▶ **WRITTEN REQUEST**: Reproduce the records from their first line through the line that contains "- sizing-note-line1: For", swapping "bbox" for "bounding box" and leaving everything else unchanged.

▶ **PROVIDED ENTRIES**:
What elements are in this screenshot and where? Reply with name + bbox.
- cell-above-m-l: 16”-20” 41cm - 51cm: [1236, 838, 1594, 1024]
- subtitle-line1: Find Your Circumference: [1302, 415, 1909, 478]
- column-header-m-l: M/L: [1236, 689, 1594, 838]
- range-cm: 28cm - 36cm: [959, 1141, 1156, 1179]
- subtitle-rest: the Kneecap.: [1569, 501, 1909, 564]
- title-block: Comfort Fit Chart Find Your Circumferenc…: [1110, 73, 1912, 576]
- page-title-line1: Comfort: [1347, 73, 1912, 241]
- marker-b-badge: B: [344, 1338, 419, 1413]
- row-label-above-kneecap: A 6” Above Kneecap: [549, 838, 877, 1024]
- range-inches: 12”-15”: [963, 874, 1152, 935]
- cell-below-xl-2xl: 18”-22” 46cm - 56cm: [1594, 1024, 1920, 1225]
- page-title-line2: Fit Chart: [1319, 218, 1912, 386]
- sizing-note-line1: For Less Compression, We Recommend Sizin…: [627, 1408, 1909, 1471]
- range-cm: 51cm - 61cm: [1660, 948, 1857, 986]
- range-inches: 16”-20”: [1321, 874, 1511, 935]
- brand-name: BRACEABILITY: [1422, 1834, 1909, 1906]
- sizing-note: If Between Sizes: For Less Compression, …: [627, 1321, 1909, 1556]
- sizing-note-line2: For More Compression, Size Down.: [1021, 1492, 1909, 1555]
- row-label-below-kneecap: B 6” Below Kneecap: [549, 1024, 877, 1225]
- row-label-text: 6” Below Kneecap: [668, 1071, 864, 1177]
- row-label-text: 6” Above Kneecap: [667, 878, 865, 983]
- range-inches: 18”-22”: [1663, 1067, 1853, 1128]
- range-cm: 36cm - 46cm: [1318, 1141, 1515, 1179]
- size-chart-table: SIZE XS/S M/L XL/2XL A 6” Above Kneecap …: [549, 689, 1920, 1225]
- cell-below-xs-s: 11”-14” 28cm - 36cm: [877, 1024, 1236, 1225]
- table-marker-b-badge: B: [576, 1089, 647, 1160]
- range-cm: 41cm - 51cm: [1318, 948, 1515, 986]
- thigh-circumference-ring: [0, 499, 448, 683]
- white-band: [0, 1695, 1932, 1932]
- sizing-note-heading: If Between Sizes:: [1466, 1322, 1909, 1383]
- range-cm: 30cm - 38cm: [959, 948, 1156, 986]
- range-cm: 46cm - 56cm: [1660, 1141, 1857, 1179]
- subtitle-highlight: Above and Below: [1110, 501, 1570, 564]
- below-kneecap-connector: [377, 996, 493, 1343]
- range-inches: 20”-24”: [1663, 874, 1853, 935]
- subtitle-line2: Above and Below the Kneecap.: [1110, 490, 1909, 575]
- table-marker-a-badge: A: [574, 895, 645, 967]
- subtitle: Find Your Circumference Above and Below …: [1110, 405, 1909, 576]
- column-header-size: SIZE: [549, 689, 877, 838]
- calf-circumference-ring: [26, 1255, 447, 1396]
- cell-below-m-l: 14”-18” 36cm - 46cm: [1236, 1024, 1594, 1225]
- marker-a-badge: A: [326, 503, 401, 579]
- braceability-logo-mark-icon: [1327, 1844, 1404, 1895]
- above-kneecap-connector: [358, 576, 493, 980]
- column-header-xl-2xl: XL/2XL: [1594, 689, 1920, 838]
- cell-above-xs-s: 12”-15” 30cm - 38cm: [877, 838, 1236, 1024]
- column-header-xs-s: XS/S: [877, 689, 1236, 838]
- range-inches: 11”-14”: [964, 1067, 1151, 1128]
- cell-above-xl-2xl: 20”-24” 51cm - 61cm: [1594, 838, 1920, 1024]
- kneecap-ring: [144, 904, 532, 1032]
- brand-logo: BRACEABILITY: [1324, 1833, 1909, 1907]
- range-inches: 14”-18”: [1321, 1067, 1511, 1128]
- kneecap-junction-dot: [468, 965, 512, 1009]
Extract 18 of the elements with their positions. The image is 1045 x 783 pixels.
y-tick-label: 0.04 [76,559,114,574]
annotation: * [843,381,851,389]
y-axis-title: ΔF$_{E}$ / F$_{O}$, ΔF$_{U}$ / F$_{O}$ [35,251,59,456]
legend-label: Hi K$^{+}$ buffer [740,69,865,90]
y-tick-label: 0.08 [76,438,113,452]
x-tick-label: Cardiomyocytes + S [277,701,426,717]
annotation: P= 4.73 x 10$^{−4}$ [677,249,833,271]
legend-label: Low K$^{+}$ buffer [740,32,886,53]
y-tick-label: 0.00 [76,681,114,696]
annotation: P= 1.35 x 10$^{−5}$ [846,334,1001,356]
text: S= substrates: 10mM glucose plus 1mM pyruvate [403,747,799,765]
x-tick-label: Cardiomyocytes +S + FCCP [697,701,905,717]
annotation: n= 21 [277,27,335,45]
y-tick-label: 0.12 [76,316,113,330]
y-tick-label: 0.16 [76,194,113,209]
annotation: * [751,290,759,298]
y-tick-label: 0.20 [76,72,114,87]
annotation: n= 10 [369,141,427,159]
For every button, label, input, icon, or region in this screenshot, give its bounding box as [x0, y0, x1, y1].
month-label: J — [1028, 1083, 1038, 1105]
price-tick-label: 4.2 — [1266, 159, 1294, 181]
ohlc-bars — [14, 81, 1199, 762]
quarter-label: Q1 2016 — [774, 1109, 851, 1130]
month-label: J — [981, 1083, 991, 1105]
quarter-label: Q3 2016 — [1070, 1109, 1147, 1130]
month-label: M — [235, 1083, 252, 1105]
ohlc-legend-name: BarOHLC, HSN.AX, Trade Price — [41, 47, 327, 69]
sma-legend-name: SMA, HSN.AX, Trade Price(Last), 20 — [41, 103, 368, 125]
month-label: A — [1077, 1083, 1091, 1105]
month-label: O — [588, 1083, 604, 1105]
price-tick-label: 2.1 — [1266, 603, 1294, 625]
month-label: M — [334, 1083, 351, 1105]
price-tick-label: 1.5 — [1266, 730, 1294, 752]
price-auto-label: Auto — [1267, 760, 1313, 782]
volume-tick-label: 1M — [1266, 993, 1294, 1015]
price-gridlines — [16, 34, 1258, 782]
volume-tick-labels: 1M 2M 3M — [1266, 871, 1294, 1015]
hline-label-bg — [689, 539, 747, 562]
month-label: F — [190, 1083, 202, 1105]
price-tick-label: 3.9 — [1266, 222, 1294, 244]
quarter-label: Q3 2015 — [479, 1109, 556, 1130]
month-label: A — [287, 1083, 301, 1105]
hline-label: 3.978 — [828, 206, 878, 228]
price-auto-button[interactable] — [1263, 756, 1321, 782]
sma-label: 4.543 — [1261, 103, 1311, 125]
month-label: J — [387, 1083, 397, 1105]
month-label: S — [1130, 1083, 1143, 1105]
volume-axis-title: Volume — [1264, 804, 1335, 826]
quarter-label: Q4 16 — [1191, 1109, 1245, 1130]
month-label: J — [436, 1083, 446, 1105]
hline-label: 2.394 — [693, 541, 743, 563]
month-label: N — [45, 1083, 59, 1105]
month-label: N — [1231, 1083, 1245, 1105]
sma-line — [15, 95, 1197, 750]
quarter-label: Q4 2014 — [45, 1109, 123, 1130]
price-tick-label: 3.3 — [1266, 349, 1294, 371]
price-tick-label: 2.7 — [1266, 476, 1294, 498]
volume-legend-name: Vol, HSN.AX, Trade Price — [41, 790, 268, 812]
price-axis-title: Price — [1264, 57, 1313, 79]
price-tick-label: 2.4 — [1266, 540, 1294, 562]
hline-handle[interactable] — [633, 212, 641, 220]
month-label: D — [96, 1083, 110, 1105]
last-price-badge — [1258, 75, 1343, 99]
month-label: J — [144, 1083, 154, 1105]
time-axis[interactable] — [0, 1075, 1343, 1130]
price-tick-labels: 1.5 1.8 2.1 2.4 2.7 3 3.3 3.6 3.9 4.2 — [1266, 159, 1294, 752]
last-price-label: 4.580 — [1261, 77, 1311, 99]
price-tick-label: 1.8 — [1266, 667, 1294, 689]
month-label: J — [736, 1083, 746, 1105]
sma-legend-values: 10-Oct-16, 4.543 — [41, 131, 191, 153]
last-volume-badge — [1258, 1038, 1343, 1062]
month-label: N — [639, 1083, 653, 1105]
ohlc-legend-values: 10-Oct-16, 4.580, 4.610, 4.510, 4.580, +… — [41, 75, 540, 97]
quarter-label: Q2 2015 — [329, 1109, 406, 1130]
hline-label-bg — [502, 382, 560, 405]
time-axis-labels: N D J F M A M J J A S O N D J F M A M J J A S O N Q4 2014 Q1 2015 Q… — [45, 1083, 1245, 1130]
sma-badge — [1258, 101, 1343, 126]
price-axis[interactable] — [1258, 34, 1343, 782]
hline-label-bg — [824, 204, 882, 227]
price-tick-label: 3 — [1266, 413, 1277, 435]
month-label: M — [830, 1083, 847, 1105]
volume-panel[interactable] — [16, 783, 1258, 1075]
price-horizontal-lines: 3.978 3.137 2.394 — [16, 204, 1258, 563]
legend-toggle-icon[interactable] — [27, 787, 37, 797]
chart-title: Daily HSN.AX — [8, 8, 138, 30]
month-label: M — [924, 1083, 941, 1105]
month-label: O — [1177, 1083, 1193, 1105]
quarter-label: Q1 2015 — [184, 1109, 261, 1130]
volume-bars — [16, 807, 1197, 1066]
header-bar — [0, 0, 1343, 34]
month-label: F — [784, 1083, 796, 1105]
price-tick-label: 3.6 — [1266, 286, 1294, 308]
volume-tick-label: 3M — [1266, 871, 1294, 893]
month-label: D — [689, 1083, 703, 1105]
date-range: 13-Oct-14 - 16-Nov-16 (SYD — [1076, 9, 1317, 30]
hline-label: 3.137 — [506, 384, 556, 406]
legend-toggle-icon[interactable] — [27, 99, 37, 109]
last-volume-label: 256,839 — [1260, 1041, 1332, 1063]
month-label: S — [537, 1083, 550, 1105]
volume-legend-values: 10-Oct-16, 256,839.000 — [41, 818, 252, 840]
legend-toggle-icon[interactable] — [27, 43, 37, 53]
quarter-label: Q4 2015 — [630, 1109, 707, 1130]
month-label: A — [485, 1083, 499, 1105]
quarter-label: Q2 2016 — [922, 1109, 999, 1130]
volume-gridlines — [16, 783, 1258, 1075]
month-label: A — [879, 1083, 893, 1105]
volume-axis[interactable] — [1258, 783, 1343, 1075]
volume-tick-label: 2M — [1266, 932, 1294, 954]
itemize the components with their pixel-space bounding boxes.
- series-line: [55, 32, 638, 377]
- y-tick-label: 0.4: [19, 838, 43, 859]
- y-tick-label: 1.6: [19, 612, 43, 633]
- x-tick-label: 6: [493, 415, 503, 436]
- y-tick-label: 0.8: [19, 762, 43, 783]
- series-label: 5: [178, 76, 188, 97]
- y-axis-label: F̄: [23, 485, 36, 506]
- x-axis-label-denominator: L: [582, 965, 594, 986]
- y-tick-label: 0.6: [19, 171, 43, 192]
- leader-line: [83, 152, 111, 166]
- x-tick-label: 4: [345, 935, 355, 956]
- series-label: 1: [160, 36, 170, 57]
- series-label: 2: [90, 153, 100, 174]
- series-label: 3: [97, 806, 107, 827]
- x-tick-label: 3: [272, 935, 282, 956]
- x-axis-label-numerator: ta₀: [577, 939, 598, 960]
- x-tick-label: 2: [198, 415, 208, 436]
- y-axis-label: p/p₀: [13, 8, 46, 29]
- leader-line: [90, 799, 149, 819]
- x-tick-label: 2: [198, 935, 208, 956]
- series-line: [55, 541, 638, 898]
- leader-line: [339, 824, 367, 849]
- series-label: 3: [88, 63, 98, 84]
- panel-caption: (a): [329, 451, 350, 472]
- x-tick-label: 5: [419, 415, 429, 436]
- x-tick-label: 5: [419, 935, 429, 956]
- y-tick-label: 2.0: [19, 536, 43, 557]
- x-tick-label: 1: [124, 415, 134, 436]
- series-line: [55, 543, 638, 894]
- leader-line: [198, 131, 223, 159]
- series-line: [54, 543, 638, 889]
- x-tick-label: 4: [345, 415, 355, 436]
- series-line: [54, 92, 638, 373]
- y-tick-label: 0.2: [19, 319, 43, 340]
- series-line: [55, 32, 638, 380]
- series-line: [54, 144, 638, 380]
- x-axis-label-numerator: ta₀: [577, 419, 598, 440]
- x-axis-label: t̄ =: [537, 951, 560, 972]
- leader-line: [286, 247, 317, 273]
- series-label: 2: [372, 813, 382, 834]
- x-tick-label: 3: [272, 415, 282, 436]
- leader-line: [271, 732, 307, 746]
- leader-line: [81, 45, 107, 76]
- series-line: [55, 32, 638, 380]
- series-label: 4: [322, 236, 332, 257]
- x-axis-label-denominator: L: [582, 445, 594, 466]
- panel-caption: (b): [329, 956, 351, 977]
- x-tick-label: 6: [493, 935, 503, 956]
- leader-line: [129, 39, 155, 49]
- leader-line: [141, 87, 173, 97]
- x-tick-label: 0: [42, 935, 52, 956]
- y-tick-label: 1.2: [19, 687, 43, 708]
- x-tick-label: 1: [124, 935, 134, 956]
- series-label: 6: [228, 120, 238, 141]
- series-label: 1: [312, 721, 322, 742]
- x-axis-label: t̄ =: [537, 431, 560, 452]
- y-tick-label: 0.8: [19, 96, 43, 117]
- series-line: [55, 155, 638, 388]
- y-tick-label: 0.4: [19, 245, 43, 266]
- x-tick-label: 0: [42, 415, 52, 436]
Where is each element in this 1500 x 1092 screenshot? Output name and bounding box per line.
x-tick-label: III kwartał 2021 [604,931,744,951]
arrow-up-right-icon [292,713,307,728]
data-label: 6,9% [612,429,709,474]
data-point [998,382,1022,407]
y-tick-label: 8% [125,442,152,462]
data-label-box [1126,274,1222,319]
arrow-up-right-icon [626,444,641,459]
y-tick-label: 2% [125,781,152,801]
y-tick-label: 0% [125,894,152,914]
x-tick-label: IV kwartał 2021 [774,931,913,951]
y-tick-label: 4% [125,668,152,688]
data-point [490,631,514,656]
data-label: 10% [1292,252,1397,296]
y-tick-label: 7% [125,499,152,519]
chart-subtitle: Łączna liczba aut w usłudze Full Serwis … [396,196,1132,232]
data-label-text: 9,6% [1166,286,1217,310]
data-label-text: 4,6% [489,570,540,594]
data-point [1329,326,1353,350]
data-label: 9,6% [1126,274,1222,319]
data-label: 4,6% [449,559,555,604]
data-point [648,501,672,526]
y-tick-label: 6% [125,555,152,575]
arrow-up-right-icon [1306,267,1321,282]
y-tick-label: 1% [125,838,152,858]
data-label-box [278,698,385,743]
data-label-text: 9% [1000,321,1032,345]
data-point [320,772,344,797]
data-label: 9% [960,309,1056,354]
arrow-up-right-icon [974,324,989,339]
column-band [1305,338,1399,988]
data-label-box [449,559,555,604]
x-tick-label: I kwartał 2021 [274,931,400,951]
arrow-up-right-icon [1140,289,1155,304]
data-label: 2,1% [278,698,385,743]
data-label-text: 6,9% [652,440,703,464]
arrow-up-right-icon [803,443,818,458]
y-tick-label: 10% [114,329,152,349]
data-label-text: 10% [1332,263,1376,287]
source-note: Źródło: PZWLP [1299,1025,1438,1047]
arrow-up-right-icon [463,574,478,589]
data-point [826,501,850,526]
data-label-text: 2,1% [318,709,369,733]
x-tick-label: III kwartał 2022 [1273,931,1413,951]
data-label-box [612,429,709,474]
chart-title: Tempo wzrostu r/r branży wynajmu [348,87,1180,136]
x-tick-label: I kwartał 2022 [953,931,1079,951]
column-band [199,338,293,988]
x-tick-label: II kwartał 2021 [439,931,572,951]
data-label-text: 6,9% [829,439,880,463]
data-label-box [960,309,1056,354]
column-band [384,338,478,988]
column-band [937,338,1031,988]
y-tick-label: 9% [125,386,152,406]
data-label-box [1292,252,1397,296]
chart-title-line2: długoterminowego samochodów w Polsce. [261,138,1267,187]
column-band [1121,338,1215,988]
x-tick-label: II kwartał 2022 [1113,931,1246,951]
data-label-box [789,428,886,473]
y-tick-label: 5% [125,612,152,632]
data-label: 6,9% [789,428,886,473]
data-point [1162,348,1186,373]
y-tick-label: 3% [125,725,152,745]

▶ **OUTPUT FOR THIS EXERCISE**:
What elements are in this screenshot and where? Reply with name + bounding box.
- cell-above-m-l: 16”-20” 41cm - 51cm: [1236, 838, 1594, 1024]
- subtitle-line1: Find Your Circumference: [1302, 415, 1909, 478]
- column-header-m-l: M/L: [1236, 689, 1594, 838]
- range-cm: 28cm - 36cm: [959, 1141, 1156, 1179]
- subtitle-rest: the Kneecap.: [1569, 501, 1909, 564]
- title-block: Comfort Fit Chart Find Your Circumferenc…: [1110, 73, 1912, 576]
- page-title-line1: Comfort: [1347, 73, 1912, 241]
- marker-b-badge: B: [344, 1338, 419, 1413]
- row-label-above-kneecap: A 6” Above Kneecap: [549, 838, 877, 1024]
- range-inches: 12”-15”: [963, 874, 1152, 935]
- cell-below-xl-2xl: 18”-22” 46cm - 56cm: [1594, 1024, 1920, 1225]
- page-title-line2: Fit Chart: [1319, 218, 1912, 386]
- sizing-note-line1: For Less Compression, We Recommend Sizin…: [627, 1408, 1909, 1471]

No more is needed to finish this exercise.